• **What you have to do**: Copy out the complete listing, word for word.

Dataset items
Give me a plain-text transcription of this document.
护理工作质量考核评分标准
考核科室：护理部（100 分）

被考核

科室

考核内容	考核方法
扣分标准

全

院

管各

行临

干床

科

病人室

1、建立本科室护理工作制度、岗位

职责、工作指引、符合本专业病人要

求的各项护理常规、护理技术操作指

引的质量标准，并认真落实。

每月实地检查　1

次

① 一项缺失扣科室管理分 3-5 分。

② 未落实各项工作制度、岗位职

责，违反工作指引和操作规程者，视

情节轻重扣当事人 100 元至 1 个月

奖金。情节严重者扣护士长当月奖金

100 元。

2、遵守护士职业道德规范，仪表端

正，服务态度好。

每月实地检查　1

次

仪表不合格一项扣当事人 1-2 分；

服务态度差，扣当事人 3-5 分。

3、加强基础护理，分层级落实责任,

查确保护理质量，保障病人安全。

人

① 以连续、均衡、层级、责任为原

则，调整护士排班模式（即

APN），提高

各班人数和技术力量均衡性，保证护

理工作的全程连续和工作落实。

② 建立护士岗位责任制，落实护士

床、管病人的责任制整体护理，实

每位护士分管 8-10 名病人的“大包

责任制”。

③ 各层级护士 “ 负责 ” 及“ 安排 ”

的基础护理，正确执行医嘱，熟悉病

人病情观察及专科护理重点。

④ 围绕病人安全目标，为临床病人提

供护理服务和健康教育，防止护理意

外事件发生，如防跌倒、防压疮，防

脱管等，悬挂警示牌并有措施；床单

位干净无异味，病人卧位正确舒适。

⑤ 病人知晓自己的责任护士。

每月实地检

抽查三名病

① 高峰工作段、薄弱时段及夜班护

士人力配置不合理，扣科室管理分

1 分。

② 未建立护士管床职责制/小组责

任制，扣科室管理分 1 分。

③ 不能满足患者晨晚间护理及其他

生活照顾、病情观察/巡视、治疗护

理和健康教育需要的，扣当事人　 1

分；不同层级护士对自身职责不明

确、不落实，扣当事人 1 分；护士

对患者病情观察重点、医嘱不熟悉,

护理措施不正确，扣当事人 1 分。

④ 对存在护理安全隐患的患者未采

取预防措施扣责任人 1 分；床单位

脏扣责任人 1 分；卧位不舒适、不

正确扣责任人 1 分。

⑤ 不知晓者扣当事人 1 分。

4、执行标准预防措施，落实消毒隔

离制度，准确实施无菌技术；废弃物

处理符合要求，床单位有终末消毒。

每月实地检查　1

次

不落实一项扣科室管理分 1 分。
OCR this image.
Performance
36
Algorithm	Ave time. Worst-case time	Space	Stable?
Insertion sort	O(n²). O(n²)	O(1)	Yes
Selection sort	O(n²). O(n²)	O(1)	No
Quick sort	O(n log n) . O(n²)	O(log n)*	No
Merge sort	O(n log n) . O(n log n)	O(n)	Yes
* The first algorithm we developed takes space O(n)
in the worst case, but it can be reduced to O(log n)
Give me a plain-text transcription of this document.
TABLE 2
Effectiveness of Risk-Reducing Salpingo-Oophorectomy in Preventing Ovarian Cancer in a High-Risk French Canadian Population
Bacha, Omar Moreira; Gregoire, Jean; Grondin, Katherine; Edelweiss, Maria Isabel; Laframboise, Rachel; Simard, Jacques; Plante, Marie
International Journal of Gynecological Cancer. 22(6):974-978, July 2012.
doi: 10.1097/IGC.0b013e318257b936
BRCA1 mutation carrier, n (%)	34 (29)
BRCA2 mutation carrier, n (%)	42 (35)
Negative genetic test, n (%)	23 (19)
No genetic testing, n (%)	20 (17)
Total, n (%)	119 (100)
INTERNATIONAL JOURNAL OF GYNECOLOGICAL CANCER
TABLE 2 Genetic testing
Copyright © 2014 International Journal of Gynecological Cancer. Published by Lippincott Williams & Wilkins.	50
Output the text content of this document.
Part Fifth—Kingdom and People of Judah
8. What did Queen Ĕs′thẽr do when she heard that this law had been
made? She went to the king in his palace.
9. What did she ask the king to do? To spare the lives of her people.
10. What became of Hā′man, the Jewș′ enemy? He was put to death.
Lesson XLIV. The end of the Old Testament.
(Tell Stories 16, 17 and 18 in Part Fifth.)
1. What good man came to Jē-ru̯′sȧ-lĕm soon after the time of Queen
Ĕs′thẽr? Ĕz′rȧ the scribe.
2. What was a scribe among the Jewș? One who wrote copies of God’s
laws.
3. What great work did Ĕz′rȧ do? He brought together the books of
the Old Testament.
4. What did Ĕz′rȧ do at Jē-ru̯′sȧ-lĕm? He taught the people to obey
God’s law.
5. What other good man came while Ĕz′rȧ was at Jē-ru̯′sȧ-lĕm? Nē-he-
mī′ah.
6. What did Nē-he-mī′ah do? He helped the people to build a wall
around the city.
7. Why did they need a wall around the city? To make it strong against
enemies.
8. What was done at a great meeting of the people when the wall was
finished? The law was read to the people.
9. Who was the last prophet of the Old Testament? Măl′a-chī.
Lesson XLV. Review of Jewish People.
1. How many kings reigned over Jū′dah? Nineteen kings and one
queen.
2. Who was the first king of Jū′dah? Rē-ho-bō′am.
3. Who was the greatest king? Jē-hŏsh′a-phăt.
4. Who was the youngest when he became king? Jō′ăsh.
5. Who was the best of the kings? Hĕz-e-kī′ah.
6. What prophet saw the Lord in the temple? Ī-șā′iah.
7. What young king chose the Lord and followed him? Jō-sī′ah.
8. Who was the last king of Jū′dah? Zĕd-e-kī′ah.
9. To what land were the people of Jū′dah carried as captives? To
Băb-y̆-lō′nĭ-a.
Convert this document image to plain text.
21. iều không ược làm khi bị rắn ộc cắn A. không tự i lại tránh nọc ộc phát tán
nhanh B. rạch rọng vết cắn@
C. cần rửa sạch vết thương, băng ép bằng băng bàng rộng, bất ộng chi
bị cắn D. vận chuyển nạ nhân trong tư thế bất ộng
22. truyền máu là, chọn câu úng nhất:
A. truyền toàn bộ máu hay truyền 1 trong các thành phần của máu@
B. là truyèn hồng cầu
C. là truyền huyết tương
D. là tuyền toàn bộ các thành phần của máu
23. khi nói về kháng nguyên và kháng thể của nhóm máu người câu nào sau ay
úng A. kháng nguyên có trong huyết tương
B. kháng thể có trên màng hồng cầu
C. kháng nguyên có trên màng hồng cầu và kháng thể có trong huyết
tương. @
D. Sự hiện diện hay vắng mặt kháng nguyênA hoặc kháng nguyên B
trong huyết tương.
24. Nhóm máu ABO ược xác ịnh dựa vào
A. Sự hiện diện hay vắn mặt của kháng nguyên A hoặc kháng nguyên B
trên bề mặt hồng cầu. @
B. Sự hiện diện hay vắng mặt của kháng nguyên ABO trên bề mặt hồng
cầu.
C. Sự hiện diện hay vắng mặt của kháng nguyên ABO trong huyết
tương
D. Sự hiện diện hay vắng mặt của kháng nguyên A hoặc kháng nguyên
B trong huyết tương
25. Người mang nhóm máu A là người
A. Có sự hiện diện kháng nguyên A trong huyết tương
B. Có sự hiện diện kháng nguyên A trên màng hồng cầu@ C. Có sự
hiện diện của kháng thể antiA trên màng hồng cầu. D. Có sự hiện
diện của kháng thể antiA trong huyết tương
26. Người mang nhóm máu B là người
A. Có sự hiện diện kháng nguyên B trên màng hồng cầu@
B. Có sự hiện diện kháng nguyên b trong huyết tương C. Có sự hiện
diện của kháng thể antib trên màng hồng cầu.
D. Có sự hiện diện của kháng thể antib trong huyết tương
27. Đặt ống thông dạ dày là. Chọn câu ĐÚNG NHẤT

• **Result below**:
Give me a plain-text transcription of this document.
护理工作质量考核评分标准
考核科室：护理部（100 分）

被考核

科室

考核内容	考核方法
扣分标准

全

院

管各

行临

干床

科

病人室

1、建立本科室护理工作制度、岗位

职责、工作指引、符合本专业病人要

求的各项护理常规、护理技术操作指

引的质量标准，并认真落实。

每月实地检查　1

次

① 一项缺失扣科室管理分 3-5 分。

② 未落实各项工作制度、岗位职

责，违反工作指引和操作规程者，视

情节轻重扣当事人 100 元至 1 个月

奖金。情节严重者扣护士长当月奖金

100 元。

2、遵守护士职业道德规范，仪表端

正，服务态度好。

每月实地检查　1

次

仪表不合格一项扣当事人 1-2 分；

服务态度差，扣当事人 3-5 分。

3、加强基础护理，分层级落实责任,

查确保护理质量，保障病人安全。

人

① 以连续、均衡、层级、责任为原

则，调整护士排班模式（即

APN），提高

各班人数和技术力量均衡性，保证护

理工作的全程连续和工作落实。

② 建立护士岗位责任制，落实护士

床、管病人的责任制整体护理，实

每位护士分管 8-10 名病人的“大包

责任制”。

③ 各层级护士 “ 负责 ” 及“ 安排 ”

的基础护理，正确执行医嘱，熟悉病

人病情观察及专科护理重点。

④ 围绕病人安全目标，为临床病人提

供护理服务和健康教育，防止护理意

外事件发生，如防跌倒、防压疮，防

脱管等，悬挂警示牌并有措施；床单

位干净无异味，病人卧位正确舒适。

⑤ 病人知晓自己的责任护士。

每月实地检

抽查三名病

① 高峰工作段、薄弱时段及夜班护

士人力配置不合理，扣科室管理分

1 分。

② 未建立护士管床职责制/小组责

任制，扣科室管理分 1 分。

③ 不能满足患者晨晚间护理及其他

生活照顾、病情观察/巡视、治疗护

理和健康教育需要的，扣当事人　 1

分；不同层级护士对自身职责不明

确、不落实，扣当事人 1 分；护士

对患者病情观察重点、医嘱不熟悉,

护理措施不正确，扣当事人 1 分。

④ 对存在护理安全隐患的患者未采

取预防措施扣责任人 1 分；床单位

脏扣责任人 1 分；卧位不舒适、不

正确扣责任人 1 分。

⑤ 不知晓者扣当事人 1 分。

4、执行标准预防措施，落实消毒隔

离制度，准确实施无菌技术；废弃物

处理符合要求，床单位有终末消毒。

每月实地检查　1

次

不落实一项扣科室管理分 1 分。
OCR this image.
Performance
36
Algorithm	Ave time. Worst-case time	Space	Stable?
Insertion sort	O(n²). O(n²)	O(1)	Yes
Selection sort	O(n²). O(n²)	O(1)	No
Quick sort	O(n log n) . O(n²)	O(log n)*	No
Merge sort	O(n log n) . O(n log n)	O(n)	Yes
* The first algorithm we developed takes space O(n)
in the worst case, but it can be reduced to O(log n)
Give me a plain-text transcription of this document.
TABLE 2
Effectiveness of Risk-Reducing Salpingo-Oophorectomy in Preventing Ovarian Cancer in a High-Risk French Canadian Population
Bacha, Omar Moreira; Gregoire, Jean; Grondin, Katherine; Edelweiss, Maria Isabel; Laframboise, Rachel; Simard, Jacques; Plante, Marie
International Journal of Gynecological Cancer. 22(6):974-978, July 2012.
doi: 10.1097/IGC.0b013e318257b936
BRCA1 mutation carrier, n (%)	34 (29)
BRCA2 mutation carrier, n (%)	42 (35)
Negative genetic test, n (%)	23 (19)
No genetic testing, n (%)	20 (17)
Total, n (%)	119 (100)
INTERNATIONAL JOURNAL OF GYNECOLOGICAL CANCER
TABLE 2 Genetic testing
Copyright © 2014 International Journal of Gynecological Cancer. Published by Lippincott Williams & Wilkins.	50
Output the text content of this document.
Part Fifth—Kingdom and People of Judah
8. What did Queen Ĕs′thẽr do when she heard that this law had been
made? She went to the king in his palace.
9. What did she ask the king to do? To spare the lives of her people.
10. What became of Hā′man, the Jewș′ enemy? He was put to death.
Lesson XLIV. The end of the Old Testament.
(Tell Stories 16, 17 and 18 in Part Fifth.)
1. What good man came to Jē-ru̯′sȧ-lĕm soon after the time of Queen
Ĕs′thẽr? Ĕz′rȧ the scribe.
2. What was a scribe among the Jewș? One who wrote copies of God’s
laws.
3. What great work did Ĕz′rȧ do? He brought together the books of
the Old Testament.
4. What did Ĕz′rȧ do at Jē-ru̯′sȧ-lĕm? He taught the people to obey
God’s law.
5. What other good man came while Ĕz′rȧ was at Jē-ru̯′sȧ-lĕm? Nē-he-
mī′ah.
6. What did Nē-he-mī′ah do? He helped the people to build a wall
around the city.
7. Why did they need a wall around the city? To make it strong against
enemies.
8. What was done at a great meeting of the people when the wall was
finished? The law was read to the people.
9. Who was the last prophet of the Old Testament? Măl′a-chī.
Lesson XLV. Review of Jewish People.
1. How many kings reigned over Jū′dah? Nineteen kings and one
queen.
2. Who was the first king of Jū′dah? Rē-ho-bō′am.
3. Who was the greatest king? Jē-hŏsh′a-phăt.
4. Who was the youngest when he became king? Jō′ăsh.
5. Who was the best of the kings? Hĕz-e-kī′ah.
6. What prophet saw the Lord in the temple? Ī-șā′iah.
7. What young king chose the Lord and followed him? Jō-sī′ah.
8. Who was the last king of Jū′dah? Zĕd-e-kī′ah.
9. To what land were the people of Jū′dah carried as captives? To
Băb-y̆-lō′nĭ-a.
Convert this document image to plain text.
21. iều không ược làm khi bị rắn ộc cắn A. không tự i lại tránh nọc ộc phát tán
nhanh B. rạch rọng vết cắn@
C. cần rửa sạch vết thương, băng ép bằng băng bàng rộng, bất ộng chi
bị cắn D. vận chuyển nạ nhân trong tư thế bất ộng
22. truyền máu là, chọn câu úng nhất:
A. truyền toàn bộ máu hay truyền 1 trong các thành phần của máu@
B. là truyèn hồng cầu
C. là truyền huyết tương
D. là tuyền toàn bộ các thành phần của máu
23. khi nói về kháng nguyên và kháng thể của nhóm máu người câu nào sau ay
úng A. kháng nguyên có trong huyết tương
B. kháng thể có trên màng hồng cầu
C. kháng nguyên có trên màng hồng cầu và kháng thể có trong huyết
tương. @
D. Sự hiện diện hay vắng mặt kháng nguyênA hoặc kháng nguyên B
trong huyết tương.
24. Nhóm máu ABO ược xác ịnh dựa vào
A. Sự hiện diện hay vắn mặt của kháng nguyên A hoặc kháng nguyên B
trên bề mặt hồng cầu. @
B. Sự hiện diện hay vắng mặt của kháng nguyên ABO trên bề mặt hồng
cầu.
C. Sự hiện diện hay vắng mặt của kháng nguyên ABO trong huyết
tương
D. Sự hiện diện hay vắng mặt của kháng nguyên A hoặc kháng nguyên
B trong huyết tương
25. Người mang nhóm máu A là người
A. Có sự hiện diện kháng nguyên A trong huyết tương
B. Có sự hiện diện kháng nguyên A trên màng hồng cầu@ C. Có sự
hiện diện của kháng thể antiA trên màng hồng cầu. D. Có sự hiện
diện của kháng thể antiA trong huyết tương
26. Người mang nhóm máu B là người
A. Có sự hiện diện kháng nguyên B trên màng hồng cầu@
B. Có sự hiện diện kháng nguyên b trong huyết tương C. Có sự hiện
diện của kháng thể antib trên màng hồng cầu.
D. Có sự hiện diện của kháng thể antib trong huyết tương
27. Đặt ống thông dạ dày là. Chọn câu ĐÚNG NHẤT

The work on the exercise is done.